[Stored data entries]

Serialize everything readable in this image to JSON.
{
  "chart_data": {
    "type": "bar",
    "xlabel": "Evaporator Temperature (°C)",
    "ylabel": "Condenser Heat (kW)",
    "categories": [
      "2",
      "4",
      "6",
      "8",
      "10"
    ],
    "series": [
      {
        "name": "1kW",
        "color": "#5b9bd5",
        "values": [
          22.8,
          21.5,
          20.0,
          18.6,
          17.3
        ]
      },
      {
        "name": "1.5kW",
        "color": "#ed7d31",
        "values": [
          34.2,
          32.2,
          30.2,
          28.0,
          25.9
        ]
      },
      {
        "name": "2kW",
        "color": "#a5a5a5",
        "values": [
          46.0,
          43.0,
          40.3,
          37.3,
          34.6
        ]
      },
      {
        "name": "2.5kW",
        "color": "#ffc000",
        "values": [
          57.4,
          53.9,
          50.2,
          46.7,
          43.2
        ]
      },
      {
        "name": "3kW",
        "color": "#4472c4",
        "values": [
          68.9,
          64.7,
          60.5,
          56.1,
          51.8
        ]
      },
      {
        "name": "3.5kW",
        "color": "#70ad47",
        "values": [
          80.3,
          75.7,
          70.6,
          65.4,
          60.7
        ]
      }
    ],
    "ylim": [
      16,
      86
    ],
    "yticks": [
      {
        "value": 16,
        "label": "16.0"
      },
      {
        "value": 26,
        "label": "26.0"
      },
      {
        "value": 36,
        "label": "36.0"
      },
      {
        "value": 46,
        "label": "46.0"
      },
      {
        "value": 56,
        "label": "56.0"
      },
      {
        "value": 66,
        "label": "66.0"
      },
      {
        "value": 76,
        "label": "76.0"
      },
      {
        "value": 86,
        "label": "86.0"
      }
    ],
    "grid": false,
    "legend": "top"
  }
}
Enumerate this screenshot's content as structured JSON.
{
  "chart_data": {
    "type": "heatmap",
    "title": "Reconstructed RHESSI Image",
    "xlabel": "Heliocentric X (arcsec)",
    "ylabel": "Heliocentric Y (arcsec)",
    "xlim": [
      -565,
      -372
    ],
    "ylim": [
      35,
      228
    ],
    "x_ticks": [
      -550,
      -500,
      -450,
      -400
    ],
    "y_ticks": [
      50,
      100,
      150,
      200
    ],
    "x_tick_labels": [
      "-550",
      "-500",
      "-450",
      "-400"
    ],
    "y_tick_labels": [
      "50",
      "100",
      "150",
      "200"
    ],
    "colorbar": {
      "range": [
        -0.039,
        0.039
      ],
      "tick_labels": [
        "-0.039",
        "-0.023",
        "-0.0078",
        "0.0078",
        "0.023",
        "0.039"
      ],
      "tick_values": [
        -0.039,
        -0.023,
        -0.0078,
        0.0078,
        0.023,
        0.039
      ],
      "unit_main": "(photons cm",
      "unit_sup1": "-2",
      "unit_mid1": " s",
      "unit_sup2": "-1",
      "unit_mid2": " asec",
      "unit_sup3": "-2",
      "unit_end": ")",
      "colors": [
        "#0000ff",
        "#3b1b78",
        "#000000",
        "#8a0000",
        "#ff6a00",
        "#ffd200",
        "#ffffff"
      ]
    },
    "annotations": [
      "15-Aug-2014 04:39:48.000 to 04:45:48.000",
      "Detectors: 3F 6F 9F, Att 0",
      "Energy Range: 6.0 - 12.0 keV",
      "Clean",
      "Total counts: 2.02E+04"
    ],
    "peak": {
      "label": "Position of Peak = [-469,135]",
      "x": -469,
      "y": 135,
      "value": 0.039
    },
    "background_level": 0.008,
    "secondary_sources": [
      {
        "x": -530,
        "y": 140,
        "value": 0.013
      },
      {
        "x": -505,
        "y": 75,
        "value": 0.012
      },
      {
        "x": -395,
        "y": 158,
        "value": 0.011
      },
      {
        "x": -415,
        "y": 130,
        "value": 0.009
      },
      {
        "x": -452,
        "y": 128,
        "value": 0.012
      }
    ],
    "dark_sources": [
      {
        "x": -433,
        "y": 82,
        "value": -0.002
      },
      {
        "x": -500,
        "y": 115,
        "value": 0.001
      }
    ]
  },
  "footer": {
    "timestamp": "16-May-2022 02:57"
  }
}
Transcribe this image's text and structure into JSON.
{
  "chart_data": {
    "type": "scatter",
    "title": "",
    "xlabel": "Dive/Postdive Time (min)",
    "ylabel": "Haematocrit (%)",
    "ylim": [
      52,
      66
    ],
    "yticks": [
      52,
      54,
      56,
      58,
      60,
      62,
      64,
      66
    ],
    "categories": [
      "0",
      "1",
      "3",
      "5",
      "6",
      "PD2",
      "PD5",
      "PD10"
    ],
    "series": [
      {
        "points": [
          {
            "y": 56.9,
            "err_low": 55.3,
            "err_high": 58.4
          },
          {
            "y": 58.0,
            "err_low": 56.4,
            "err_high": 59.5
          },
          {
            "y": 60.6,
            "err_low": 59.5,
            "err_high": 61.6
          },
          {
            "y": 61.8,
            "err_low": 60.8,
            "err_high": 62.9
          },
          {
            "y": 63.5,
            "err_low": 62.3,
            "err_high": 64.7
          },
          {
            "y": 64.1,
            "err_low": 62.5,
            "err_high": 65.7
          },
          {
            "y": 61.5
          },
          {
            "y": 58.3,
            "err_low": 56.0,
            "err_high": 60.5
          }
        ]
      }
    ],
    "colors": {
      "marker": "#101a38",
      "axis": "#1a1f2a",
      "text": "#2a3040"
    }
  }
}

SHORT PROBLEM:
Output the listing above without altering a single character.

WRITTEN ANSWER:
Serialize everything readable in this image to JSON.
{
  "chart_data": {
    "type": "bar",
    "xlabel": "Evaporator Temperature (°C)",
    "ylabel": "Condenser Heat (kW)",
    "categories": [
      "2",
      "4",
      "6",
      "8",
      "10"
    ],
    "series": [
      {
        "name": "1kW",
        "color": "#5b9bd5",
        "values": [
          22.8,
          21.5,
          20.0,
          18.6,
          17.3
        ]
      },
      {
        "name": "1.5kW",
        "color": "#ed7d31",
        "values": [
          34.2,
          32.2,
          30.2,
          28.0,
          25.9
        ]
      },
      {
        "name": "2kW",
        "color": "#a5a5a5",
        "values": [
          46.0,
          43.0,
          40.3,
          37.3,
          34.6
        ]
      },
      {
        "name": "2.5kW",
        "color": "#ffc000",
        "values": [
          57.4,
          53.9,
          50.2,
          46.7,
          43.2
        ]
      },
      {
        "name": "3kW",
        "color": "#4472c4",
        "values": [
          68.9,
          64.7,
          60.5,
          56.1,
          51.8
        ]
      },
      {
        "name": "3.5kW",
        "color": "#70ad47",
        "values": [
          80.3,
          75.7,
          70.6,
          65.4,
          60.7
        ]
      }
    ],
    "ylim": [
      16,
      86
    ],
    "yticks": [
      {
        "value": 16,
        "label": "16.0"
      },
      {
        "value": 26,
        "label": "26.0"
      },
      {
        "value": 36,
        "label": "36.0"
      },
      {
        "value": 46,
        "label": "46.0"
      },
      {
        "value": 56,
        "label": "56.0"
      },
      {
        "value": 66,
        "label": "66.0"
      },
      {
        "value": 76,
        "label": "76.0"
      },
      {
        "value": 86,
        "label": "86.0"
      }
    ],
    "grid": false,
    "legend": "top"
  }
}
Enumerate this screenshot's content as structured JSON.
{
  "chart_data": {
    "type": "heatmap",
    "title": "Reconstructed RHESSI Image",
    "xlabel": "Heliocentric X (arcsec)",
    "ylabel": "Heliocentric Y (arcsec)",
    "xlim": [
      -565,
      -372
    ],
    "ylim": [
      35,
      228
    ],
    "x_ticks": [
      -550,
      -500,
      -450,
      -400
    ],
    "y_ticks": [
      50,
      100,
      150,
      200
    ],
    "x_tick_labels": [
      "-550",
      "-500",
      "-450",
      "-400"
    ],
    "y_tick_labels": [
      "50",
      "100",
      "150",
      "200"
    ],
    "colorbar": {
      "range": [
        -0.039,
        0.039
      ],
      "tick_labels": [
        "-0.039",
        "-0.023",
        "-0.0078",
        "0.0078",
        "0.023",
        "0.039"
      ],
      "tick_values": [
        -0.039,
        -0.023,
        -0.0078,
        0.0078,
        0.023,
        0.039
      ],
      "unit_main": "(photons cm",
      "unit_sup1": "-2",
      "unit_mid1": " s",
      "unit_sup2": "-1",
      "unit_mid2": " asec",
      "unit_sup3": "-2",
      "unit_end": ")",
      "colors": [
        "#0000ff",
        "#3b1b78",
        "#000000",
        "#8a0000",
        "#ff6a00",
        "#ffd200",
        "#ffffff"
      ]
    },
    "annotations": [
      "15-Aug-2014 04:39:48.000 to 04:45:48.000",
      "Detectors: 3F 6F 9F, Att 0",
      "Energy Range: 6.0 - 12.0 keV",
      "Clean",
      "Total counts: 2.02E+04"
    ],
    "peak": {
      "label": "Position of Peak = [-469,135]",
      "x": -469,
      "y": 135,
      "value": 0.039
    },
    "background_level": 0.008,
    "secondary_sources": [
      {
        "x": -530,
        "y": 140,
        "value": 0.013
      },
      {
        "x": -505,
        "y": 75,
        "value": 0.012
      },
      {
        "x": -395,
        "y": 158,
        "value": 0.011
      },
      {
        "x": -415,
        "y": 130,
        "value": 0.009
      },
      {
        "x": -452,
        "y": 128,
        "value": 0.012
      }
    ],
    "dark_sources": [
      {
        "x": -433,
        "y": 82,
        "value": -0.002
      },
      {
        "x": -500,
        "y": 115,
        "value": 0.001
      }
    ]
  },
  "footer": {
    "timestamp": "16-May-2022 02:57"
  }
}
Transcribe this image's text and structure into JSON.
{
  "chart_data": {
    "type": "scatter",
    "title": "",
    "xlabel": "Dive/Postdive Time (min)",
    "ylabel": "Haematocrit (%)",
    "ylim": [
      52,
      66
    ],
    "yticks": [
      52,
      54,
      56,
      58,
      60,
      62,
      64,
      66
    ],
    "categories": [
      "0",
      "1",
      "3",
      "5",
      "6",
      "PD2",
      "PD5",
      "PD10"
    ],
    "series": [
      {
        "points": [
          {
            "y": 56.9,
            "err_low": 55.3,
            "err_high": 58.4
          },
          {
            "y": 58.0,
            "err_low": 56.4,
            "err_high": 59.5
          },
          {
            "y": 60.6,
            "err_low": 59.5,
            "err_high": 61.6
          },
          {
            "y": 61.8,
            "err_low": 60.8,
            "err_high": 62.9
          },
          {
            "y": 63.5,
            "err_low": 62.3,
            "err_high": 64.7
          },
          {
            "y": 64.1,
            "err_low": 62.5,
            "err_high": 65.7
          },
          {
            "y": 61.5
          },
          {
            "y": 58.3,
            "err_low": 56.0,
            "err_high": 60.5
          }
        ]
      }
    ],
    "colors": {
      "marker": "#101a38",
      "axis": "#1a1f2a",
      "text": "#2a3040"
    }
  }
}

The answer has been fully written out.